** START Records for the task **

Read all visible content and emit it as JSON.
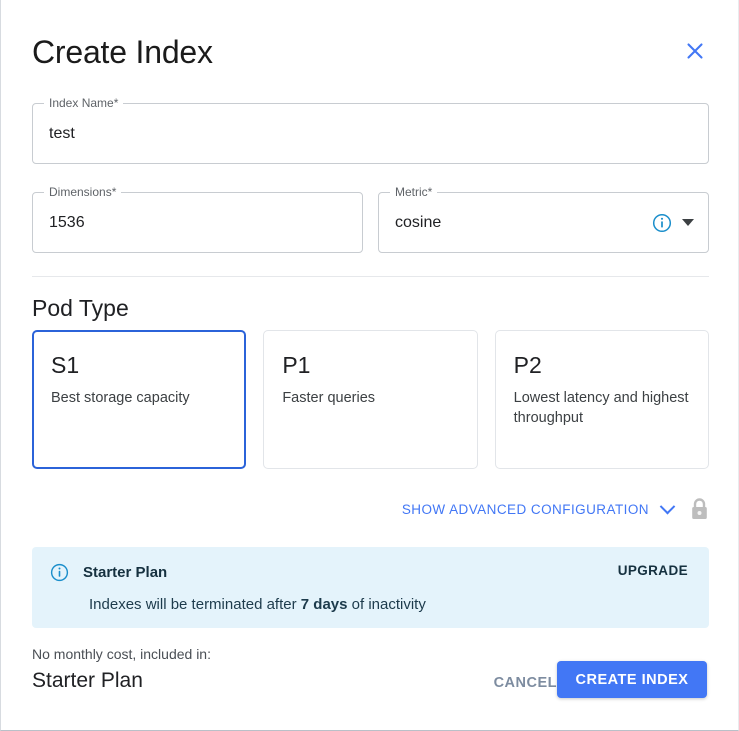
{
  "dialog": {
    "title": "Create Index",
    "close_icon": "close-icon"
  },
  "fields": {
    "index_name": {
      "label": "Index Name",
      "required_mark": "*",
      "value": "test"
    },
    "dimensions": {
      "label": "Dimensions",
      "required_mark": "*",
      "value": "1536"
    },
    "metric": {
      "label": "Metric",
      "required_mark": "*",
      "value": "cosine",
      "info_icon": "info-circle-icon",
      "dropdown_icon": "caret-down-icon"
    }
  },
  "pod_type": {
    "heading": "Pod Type",
    "selected": "S1",
    "options": [
      {
        "name": "S1",
        "description": "Best storage capacity",
        "selected": true
      },
      {
        "name": "P1",
        "description": "Faster queries",
        "selected": false
      },
      {
        "name": "P2",
        "description": "Lowest latency and highest throughput",
        "selected": false
      }
    ]
  },
  "advanced": {
    "label": "SHOW ADVANCED CONFIGURATION",
    "chevron_icon": "chevron-down-icon",
    "lock_icon": "lock-icon"
  },
  "banner": {
    "info_icon": "info-circle-icon",
    "title": "Starter Plan",
    "upgrade_label": "UPGRADE",
    "message_before": "Indexes will be terminated after ",
    "message_highlight": "7 days",
    "message_after": " of inactivity"
  },
  "footer": {
    "cost_label": "No monthly cost, included in:",
    "plan_name": "Starter Plan",
    "cancel_label": "CANCEL",
    "create_label": "CREATE INDEX"
  },
  "colors": {
    "accent_blue": "#4277f5",
    "selected_border": "#2b63d9",
    "banner_bg": "#e4f3fb",
    "banner_text": "#15303f",
    "info_blue": "#1a8ecb",
    "lock_gray": "#bdbdbd",
    "cancel_gray": "#7d8ca0"
  }
}
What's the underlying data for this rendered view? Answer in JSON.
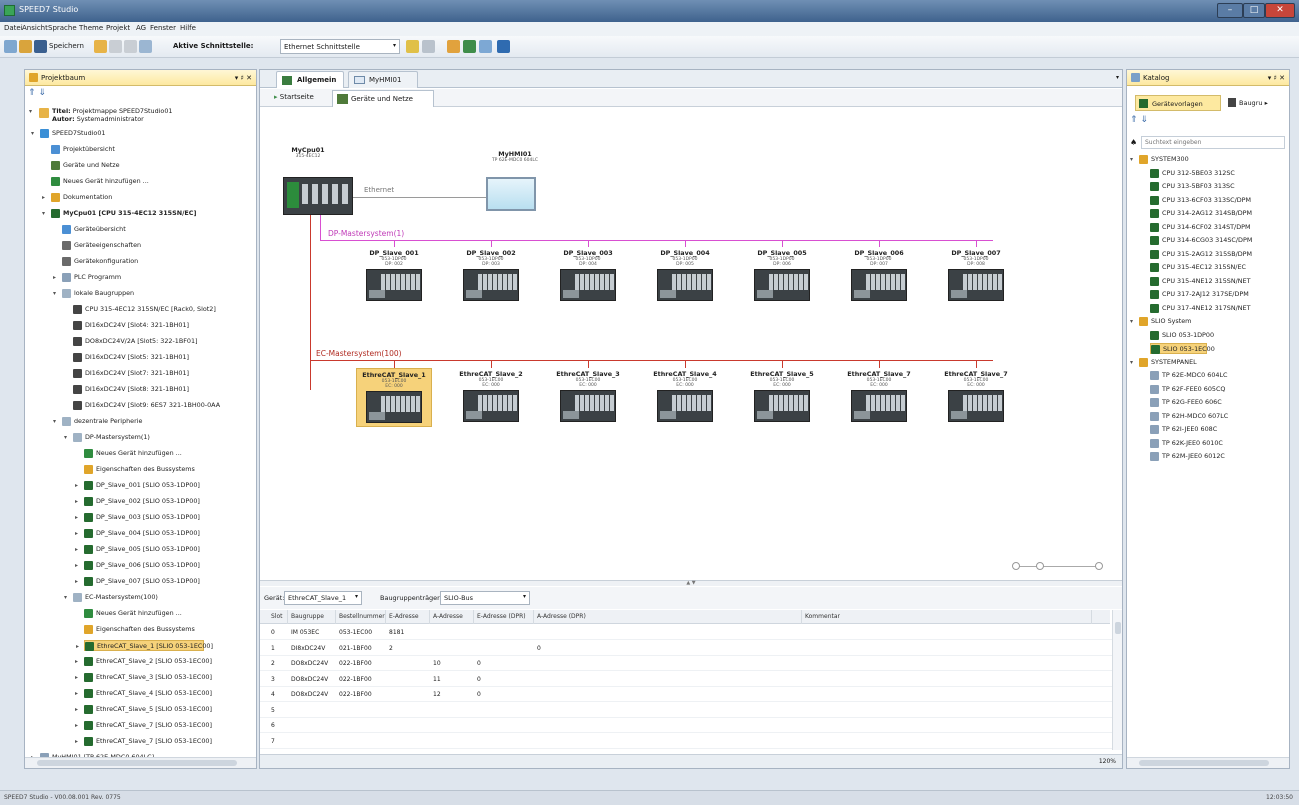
{
  "window": {
    "title": "SPEED7 Studio",
    "minimize": "–",
    "maximize": "□",
    "close": "✕"
  },
  "menu": [
    "Datei",
    "Ansicht",
    "Sprache",
    "Theme",
    "Projekt",
    "AG",
    "Fenster",
    "Hilfe"
  ],
  "toolbar": {
    "save_label": "Speichern",
    "interface_label": "Aktive Schnittstelle:",
    "interface_value": "Ethernet Schnittstelle"
  },
  "projecttree": {
    "title": "Projektbaum",
    "pin": "▾ ♯ ✕",
    "root_title_label": "Titel:",
    "root_title_value": "Projektmappe SPEED7Studio01",
    "root_author_label": "Autor:",
    "root_author_value": "Systemadministrator",
    "items": [
      {
        "label": "SPEED7Studio01",
        "indent": 1,
        "arrow": "▾",
        "color": "#3a8fd6"
      },
      {
        "label": "Projektübersicht",
        "indent": 2,
        "arrow": "",
        "color": "#4b8fd4"
      },
      {
        "label": "Geräte und Netze",
        "indent": 2,
        "arrow": "",
        "color": "#4f7a3a"
      },
      {
        "label": "Neues Gerät hinzufügen ...",
        "indent": 2,
        "arrow": "",
        "color": "#2f8c3f"
      },
      {
        "label": "Dokumentation",
        "indent": 2,
        "arrow": "▸",
        "color": "#e0a52a"
      },
      {
        "label": "MyCpu01 [CPU 315-4EC12 315SN/EC]",
        "indent": 2,
        "arrow": "▾",
        "color": "#256b2f",
        "bold": true
      },
      {
        "label": "Geräteübersicht",
        "indent": 3,
        "arrow": "",
        "color": "#4b8fd4"
      },
      {
        "label": "Geräteeigenschaften",
        "indent": 3,
        "arrow": "",
        "color": "#6a6a6a"
      },
      {
        "label": "Gerätekonfiguration",
        "indent": 3,
        "arrow": "",
        "color": "#6a6a6a"
      },
      {
        "label": "PLC Programm",
        "indent": 3,
        "arrow": "▸",
        "color": "#8aa0b8"
      },
      {
        "label": "lokale Baugruppen",
        "indent": 3,
        "arrow": "▾",
        "color": "#9fb2c4"
      },
      {
        "label": "CPU 315-4EC12 315SN/EC [Rack0, Slot2]",
        "indent": 4,
        "arrow": "",
        "color": "#444"
      },
      {
        "label": "DI16xDC24V [Slot4: 321-1BH01]",
        "indent": 4,
        "arrow": "",
        "color": "#444"
      },
      {
        "label": "DO8xDC24V/2A [Slot5: 322-1BF01]",
        "indent": 4,
        "arrow": "",
        "color": "#444"
      },
      {
        "label": "DI16xDC24V [Slot5: 321-1BH01]",
        "indent": 4,
        "arrow": "",
        "color": "#444"
      },
      {
        "label": "DI16xDC24V [Slot7: 321-1BH01]",
        "indent": 4,
        "arrow": "",
        "color": "#444"
      },
      {
        "label": "DI16xDC24V [Slot8: 321-1BH01]",
        "indent": 4,
        "arrow": "",
        "color": "#444"
      },
      {
        "label": "DI16xDC24V [Slot9: 6ES7 321-1BH00-0AA",
        "indent": 4,
        "arrow": "",
        "color": "#444"
      },
      {
        "label": "dezentrale Peripherie",
        "indent": 3,
        "arrow": "▾",
        "color": "#9fb2c4"
      },
      {
        "label": "DP-Mastersystem(1)",
        "indent": 4,
        "arrow": "▾",
        "color": "#9fb2c4"
      },
      {
        "label": "Neues Gerät hinzufügen ...",
        "indent": 5,
        "arrow": "",
        "color": "#2f8c3f"
      },
      {
        "label": "Eigenschaften des Bussystems",
        "indent": 5,
        "arrow": "",
        "color": "#e0a52a"
      },
      {
        "label": "DP_Slave_001 [SLIO 053-1DP00]",
        "indent": 5,
        "arrow": "▸",
        "color": "#256b2f"
      },
      {
        "label": "DP_Slave_002 [SLIO 053-1DP00]",
        "indent": 5,
        "arrow": "▸",
        "color": "#256b2f"
      },
      {
        "label": "DP_Slave_003 [SLIO 053-1DP00]",
        "indent": 5,
        "arrow": "▸",
        "color": "#256b2f"
      },
      {
        "label": "DP_Slave_004 [SLIO 053-1DP00]",
        "indent": 5,
        "arrow": "▸",
        "color": "#256b2f"
      },
      {
        "label": "DP_Slave_005 [SLIO 053-1DP00]",
        "indent": 5,
        "arrow": "▸",
        "color": "#256b2f"
      },
      {
        "label": "DP_Slave_006 [SLIO 053-1DP00]",
        "indent": 5,
        "arrow": "▸",
        "color": "#256b2f"
      },
      {
        "label": "DP_Slave_007 [SLIO 053-1DP00]",
        "indent": 5,
        "arrow": "▸",
        "color": "#256b2f"
      },
      {
        "label": "EC-Mastersystem(100)",
        "indent": 4,
        "arrow": "▾",
        "color": "#9fb2c4"
      },
      {
        "label": "Neues Gerät hinzufügen ...",
        "indent": 5,
        "arrow": "",
        "color": "#2f8c3f"
      },
      {
        "label": "Eigenschaften des Bussystems",
        "indent": 5,
        "arrow": "",
        "color": "#e0a52a"
      },
      {
        "label": "EthreCAT_Slave_1 [SLIO 053-1EC00]",
        "indent": 5,
        "arrow": "▸",
        "color": "#256b2f",
        "selected": true
      },
      {
        "label": "EthreCAT_Slave_2 [SLIO 053-1EC00]",
        "indent": 5,
        "arrow": "▸",
        "color": "#256b2f"
      },
      {
        "label": "EthreCAT_Slave_3 [SLIO 053-1EC00]",
        "indent": 5,
        "arrow": "▸",
        "color": "#256b2f"
      },
      {
        "label": "EthreCAT_Slave_4 [SLIO 053-1EC00]",
        "indent": 5,
        "arrow": "▸",
        "color": "#256b2f"
      },
      {
        "label": "EthreCAT_Slave_5 [SLIO 053-1EC00]",
        "indent": 5,
        "arrow": "▸",
        "color": "#256b2f"
      },
      {
        "label": "EthreCAT_Slave_7 [SLIO 053-1EC00]",
        "indent": 5,
        "arrow": "▸",
        "color": "#256b2f"
      },
      {
        "label": "EthreCAT_Slave_7 [SLIO 053-1EC00]",
        "indent": 5,
        "arrow": "▸",
        "color": "#256b2f"
      },
      {
        "label": "MyHMI01 [TP 62E-MDC0 604LC]",
        "indent": 1,
        "arrow": "▸",
        "color": "#8aa0b8"
      }
    ]
  },
  "tabs": {
    "main": [
      "Allgemein",
      "MyHMI01"
    ],
    "sub": [
      "Startseite",
      "Geräte und Netze"
    ]
  },
  "network": {
    "cpu_name": "MyCpu01",
    "cpu_sub": "315-4EC12",
    "hmi_name": "MyHMI01",
    "hmi_sub": "TP 62E-MDC0 604LC",
    "ethernet": "Ethernet",
    "dp_master": "DP-Mastersystem(1)",
    "ec_master": "EC-Mastersystem(100)",
    "dp_slaves": [
      {
        "name": "DP_Slave_001",
        "sub1": "053-1DP00",
        "sub2": "DP: 002"
      },
      {
        "name": "DP_Slave_002",
        "sub1": "053-1DP00",
        "sub2": "DP: 003"
      },
      {
        "name": "DP_Slave_003",
        "sub1": "053-1DP00",
        "sub2": "DP: 004"
      },
      {
        "name": "DP_Slave_004",
        "sub1": "053-1DP00",
        "sub2": "DP: 005"
      },
      {
        "name": "DP_Slave_005",
        "sub1": "053-1DP00",
        "sub2": "DP: 006"
      },
      {
        "name": "DP_Slave_006",
        "sub1": "053-1DP00",
        "sub2": "DP: 007"
      },
      {
        "name": "DP_Slave_007",
        "sub1": "053-1DP00",
        "sub2": "DP: 008"
      }
    ],
    "ec_slaves": [
      {
        "name": "EthreCAT_Slave_1",
        "sub1": "053-1EC00",
        "sub2": "EC: 000",
        "selected": true
      },
      {
        "name": "EthreCAT_Slave_2",
        "sub1": "053-1EC00",
        "sub2": "EC: 000"
      },
      {
        "name": "EthreCAT_Slave_3",
        "sub1": "053-1EC00",
        "sub2": "EC: 000"
      },
      {
        "name": "EthreCAT_Slave_4",
        "sub1": "053-1EC00",
        "sub2": "EC: 000"
      },
      {
        "name": "EthreCAT_Slave_5",
        "sub1": "053-1EC00",
        "sub2": "EC: 000"
      },
      {
        "name": "EthreCAT_Slave_7",
        "sub1": "053-1EC00",
        "sub2": "EC: 000"
      },
      {
        "name": "EthreCAT_Slave_7",
        "sub1": "053-1EC00",
        "sub2": "EC: 000"
      }
    ]
  },
  "devicegrid": {
    "geraet_label": "Gerät:",
    "geraet_value": "EthreCAT_Slave_1",
    "traeger_label": "Baugruppenträger:",
    "traeger_value": "SLIO-Bus",
    "columns": [
      "Slot",
      "Baugruppe",
      "Bestellnummer",
      "E-Adresse",
      "A-Adresse",
      "E-Adresse (DPR)",
      "A-Adresse (DPR)",
      "Kommentar"
    ],
    "rows": [
      [
        "0",
        "IM 053EC",
        "053-1EC00",
        "8181",
        "",
        "",
        "",
        ""
      ],
      [
        "1",
        "DI8xDC24V",
        "021-1BF00",
        "2",
        "",
        "",
        "0",
        ""
      ],
      [
        "2",
        "DO8xDC24V",
        "022-1BF00",
        "",
        "10",
        "0",
        "",
        ""
      ],
      [
        "3",
        "DO8xDC24V",
        "022-1BF00",
        "",
        "11",
        "0",
        "",
        ""
      ],
      [
        "4",
        "DO8xDC24V",
        "022-1BF00",
        "",
        "12",
        "0",
        "",
        ""
      ],
      [
        "5",
        "",
        "",
        "",
        "",
        "",
        "",
        ""
      ],
      [
        "6",
        "",
        "",
        "",
        "",
        "",
        "",
        ""
      ],
      [
        "7",
        "",
        "",
        "",
        "",
        "",
        "",
        ""
      ]
    ],
    "zoom": "120%"
  },
  "catalog": {
    "title": "Katalog",
    "pin": "▾ ♯ ✕",
    "tab1": "Gerätevorlagen",
    "tab2": "Baugru",
    "search_placeholder": "Suchtext eingeben",
    "items": [
      {
        "label": "SYSTEM300",
        "indent": 0,
        "arrow": "▾",
        "color": "#e0a52a"
      },
      {
        "label": "CPU 312-5BE03 312SC",
        "indent": 1,
        "arrow": "",
        "color": "#256b2f"
      },
      {
        "label": "CPU 313-5BF03 313SC",
        "indent": 1,
        "arrow": "",
        "color": "#256b2f"
      },
      {
        "label": "CPU 313-6CF03 313SC/DPM",
        "indent": 1,
        "arrow": "",
        "color": "#256b2f"
      },
      {
        "label": "CPU 314-2AG12 314SB/DPM",
        "indent": 1,
        "arrow": "",
        "color": "#256b2f"
      },
      {
        "label": "CPU 314-6CF02 314ST/DPM",
        "indent": 1,
        "arrow": "",
        "color": "#256b2f"
      },
      {
        "label": "CPU 314-6CG03 314SC/DPM",
        "indent": 1,
        "arrow": "",
        "color": "#256b2f"
      },
      {
        "label": "CPU 315-2AG12 315SB/DPM",
        "indent": 1,
        "arrow": "",
        "color": "#256b2f"
      },
      {
        "label": "CPU 315-4EC12 315SN/EC",
        "indent": 1,
        "arrow": "",
        "color": "#256b2f"
      },
      {
        "label": "CPU 315-4NE12 315SN/NET",
        "indent": 1,
        "arrow": "",
        "color": "#256b2f"
      },
      {
        "label": "CPU 317-2AJ12 317SE/DPM",
        "indent": 1,
        "arrow": "",
        "color": "#256b2f"
      },
      {
        "label": "CPU 317-4NE12 317SN/NET",
        "indent": 1,
        "arrow": "",
        "color": "#256b2f"
      },
      {
        "label": "SLIO System",
        "indent": 0,
        "arrow": "▾",
        "color": "#e0a52a"
      },
      {
        "label": "SLIO 053-1DP00",
        "indent": 1,
        "arrow": "",
        "color": "#256b2f"
      },
      {
        "label": "SLIO 053-1EC00",
        "indent": 1,
        "arrow": "",
        "color": "#256b2f",
        "selected": true
      },
      {
        "label": "SYSTEMPANEL",
        "indent": 0,
        "arrow": "▾",
        "color": "#e0a52a"
      },
      {
        "label": "TP 62E-MDC0 604LC",
        "indent": 1,
        "arrow": "",
        "color": "#8aa0b8"
      },
      {
        "label": "TP 62F-FEE0 605CQ",
        "indent": 1,
        "arrow": "",
        "color": "#8aa0b8"
      },
      {
        "label": "TP 62G-FEE0 606C",
        "indent": 1,
        "arrow": "",
        "color": "#8aa0b8"
      },
      {
        "label": "TP 62H-MDC0 607LC",
        "indent": 1,
        "arrow": "",
        "color": "#8aa0b8"
      },
      {
        "label": "TP 62I-JEE0 608C",
        "indent": 1,
        "arrow": "",
        "color": "#8aa0b8"
      },
      {
        "label": "TP 62K-JEE0 6010C",
        "indent": 1,
        "arrow": "",
        "color": "#8aa0b8"
      },
      {
        "label": "TP 62M-JEE0 6012C",
        "indent": 1,
        "arrow": "",
        "color": "#8aa0b8"
      }
    ]
  },
  "statusbar": {
    "left": "SPEED7 Studio - V00.08.001 Rev. 0775",
    "right": "12:03:50"
  },
  "colors": {
    "dp_line": "#d84fd1",
    "ec_line": "#c9392d",
    "select": "#f6d27a",
    "accent": "#fde9a0"
  }
}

** END Records for the task **

■ **What you need to do**: Reply with one number only: the count of lines in the entries that contain "Schnittstelle".

■ **Reply to the exercise**: 2